PROVIDED DATA:
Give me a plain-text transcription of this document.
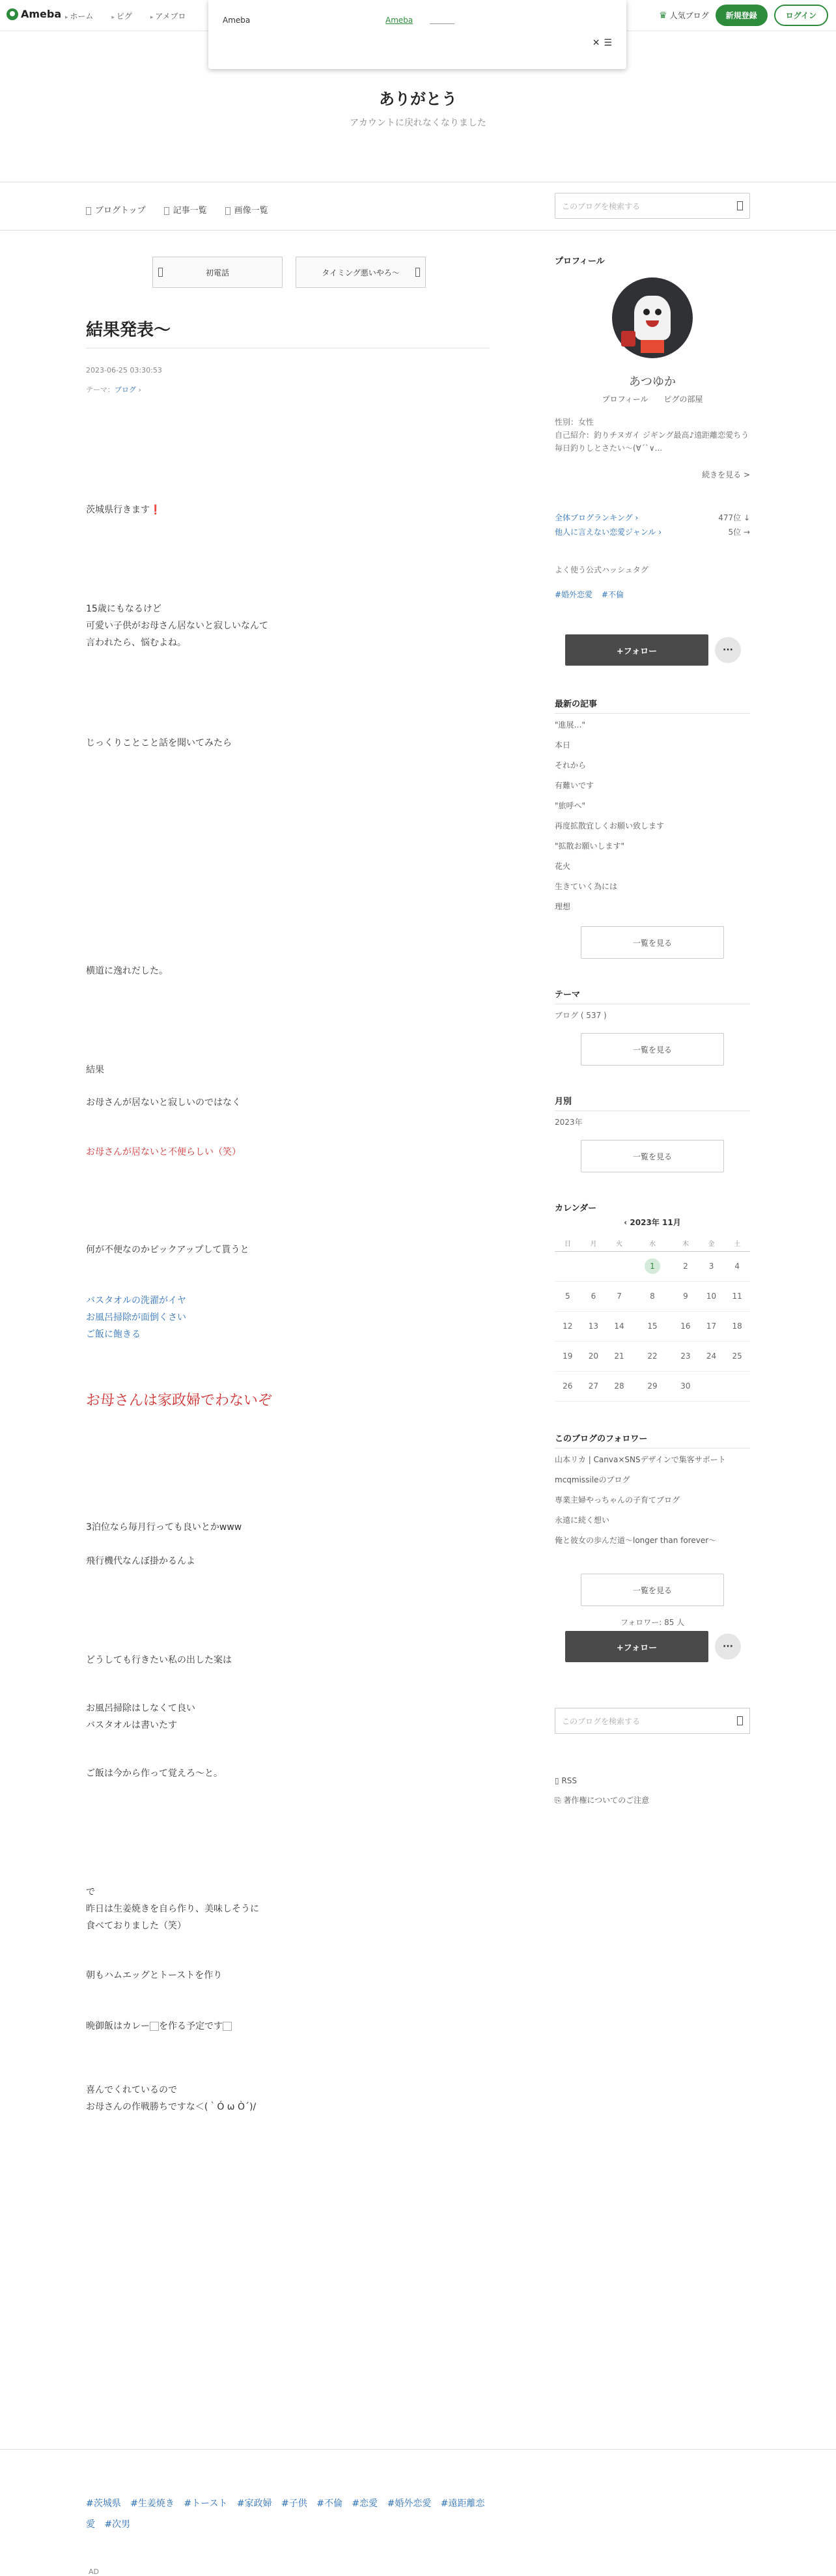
Ameba	▸ ホーム	▸ ピグ	▸ アメブロ	♛ 人気ブログ	新規登録	ログイン
Ameba	Ameba
✕ ☰
ありがとう
アカウントに戻れなくなりました
ブログトップ	記事一覧	画像一覧	このブログを検索する
初電話	タイミング悪いやろ〜
結果発表〜
2023-06-25 03:30:53
テーマ：ブログ ›
茨城県行きます❗️
15歳にもなるけど
可愛い子供がお母さん居ないと寂しいなんて
言われたら、悩むよね。
じっくりことこと話を聞いてみたら
横道に逸れだした。
結果
お母さんが居ないと寂しいのではなく
お母さんが居ないと不便らしい（笑）
何が不便なのかピックアップして貰うと
バスタオルの洗濯がイヤ
お風呂掃除が面倒くさい
ご飯に飽きる
お母さんは家政婦でわないぞ
3泊位なら毎月行っても良いとかwww
飛行機代なんぼ掛かるんよ
どうしても行きたい私の出した案は
お風呂掃除はしなくて良い
バスタオルは書いたす
ご飯は今から作って覚えろ〜と。
で
昨日は生姜焼きを自ら作り、美味しそうに
食べておりました（笑）
朝もハムエッグとトーストを作り

晩御飯はカレー を作る予定です

喜んでくれているので
お母さんの作戦勝ちですな＜(｀Ó ω Ò´)/
#茨城県 #生姜焼き #トースト #家政婦 #子供 #不倫 #恋愛 #婚外恋愛 #遠距離恋愛 #次男
AD
プロフィール
あつゆか
プロフィール ピグの部屋
性別：女性
自己紹介：釣りチヌガイ ジギング最高♪遠距離恋愛ちう 毎日釣りしとさたい〜(∀´`∨...
続きを見る >
全体ブログランキング ›	477位 ↓
他人に言えない恋愛ジャンル ›	5位 →
よく使う公式ハッシュタグ
#婚外恋愛 #不倫
+フォロー	···
最新の記事
"進展…"
本日
それから
有難いです
"旅呼へ"
再度拡散宜しくお願い致します
"拡散お願いします"
花火
生きていく為には
理想
一覧を見る
テーマ
ブログ ( 537 )
一覧を見る
月別
2023年
一覧を見る
カレンダー
‹ 2023年 11月
日	月	火	水	木	金	土
			1	2	3	4
5	6	7	8	9	10	11
12	13	14	15	16	17	18
19	20	21	22	23	24	25
26	27	28	29	30		
このブログのフォロワー
山本リカ | Canva×SNSデザインで集客サポート
mcqmissileのブログ
専業主婦やっちゃんの子育てブログ
永遠に続く想い
俺と彼女の歩んだ道〜longer than forever〜
一覧を見る
フォロワー: 85 人
+フォロー	···
このブログを検索する
▯ RSS
⎘ 著作権についてのご注意
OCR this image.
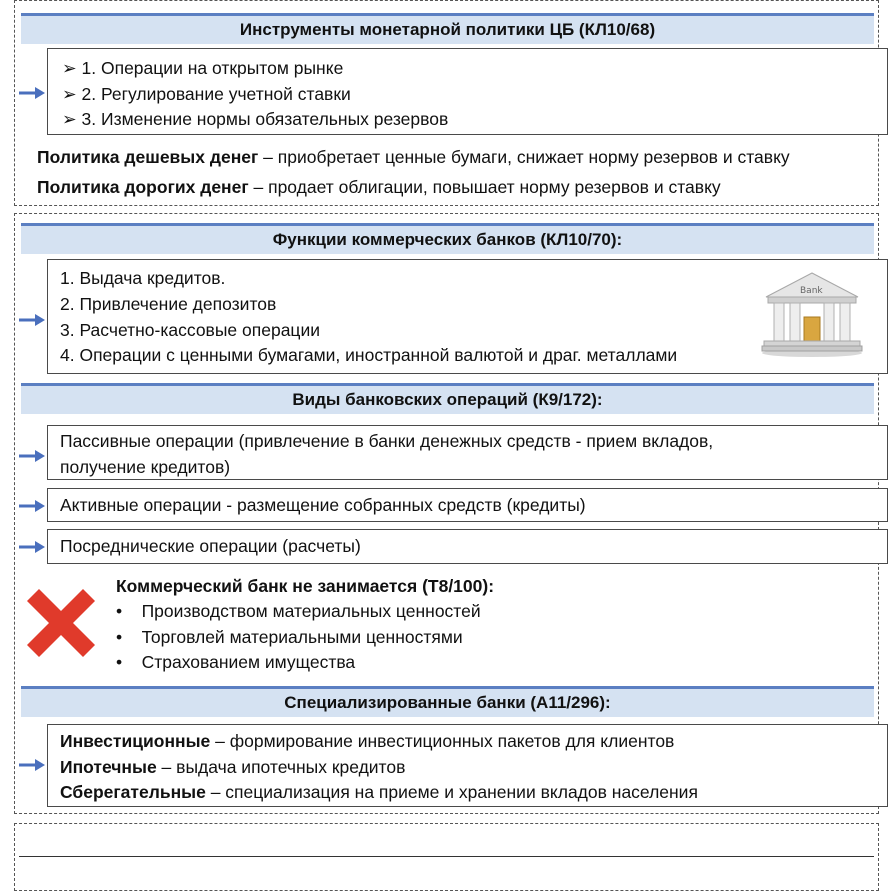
Инструменты монетарной политики ЦБ (КЛ10/68)
➢ 1. Операции на открытом рынке
➢ 2. Регулирование учетной ставки
➢ 3. Изменение нормы обязательных резервов
Политика дешевых денег – приобретает ценные бумаги, снижает норму резервов и ставку
Политика дорогих денег – продает облигации, повышает норму резервов и ставку
Функции коммерческих банков (КЛ10/70):
1. Выдача кредитов.
2. Привлечение депозитов
3. Расчетно-кассовые операции
4. Операции с ценными бумагами, иностранной валютой и драг. металлами
Bank
Виды банковских операций (К9/172):
Пассивные операции (привлечение в банки денежных средств - прием вкладов,
получение кредитов)
Активные операции - размещение собранных средств (кредиты)
Посреднические операции (расчеты)
Коммерческий банк не занимается (Т8/100):
•    Производством материальных ценностей
•    Торговлей материальными ценностями
•    Страхованием имущества
Специализированные банки (А11/296):
Инвестиционные – формирование инвестиционных пакетов для клиентов
Ипотечные – выдача ипотечных кредитов
Сберегательные – специализация на приеме и хранении вкладов населения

WHAT YOU NEED TO DO:
Gather up the lines that contain the word "норму".

PROBLEM SOLUTION:
Политика дешевых денег – приобретает ценные бумаги, снижает норму резервов и ставку
Политика дорогих денег – продает облигации, повышает норму резервов и ставку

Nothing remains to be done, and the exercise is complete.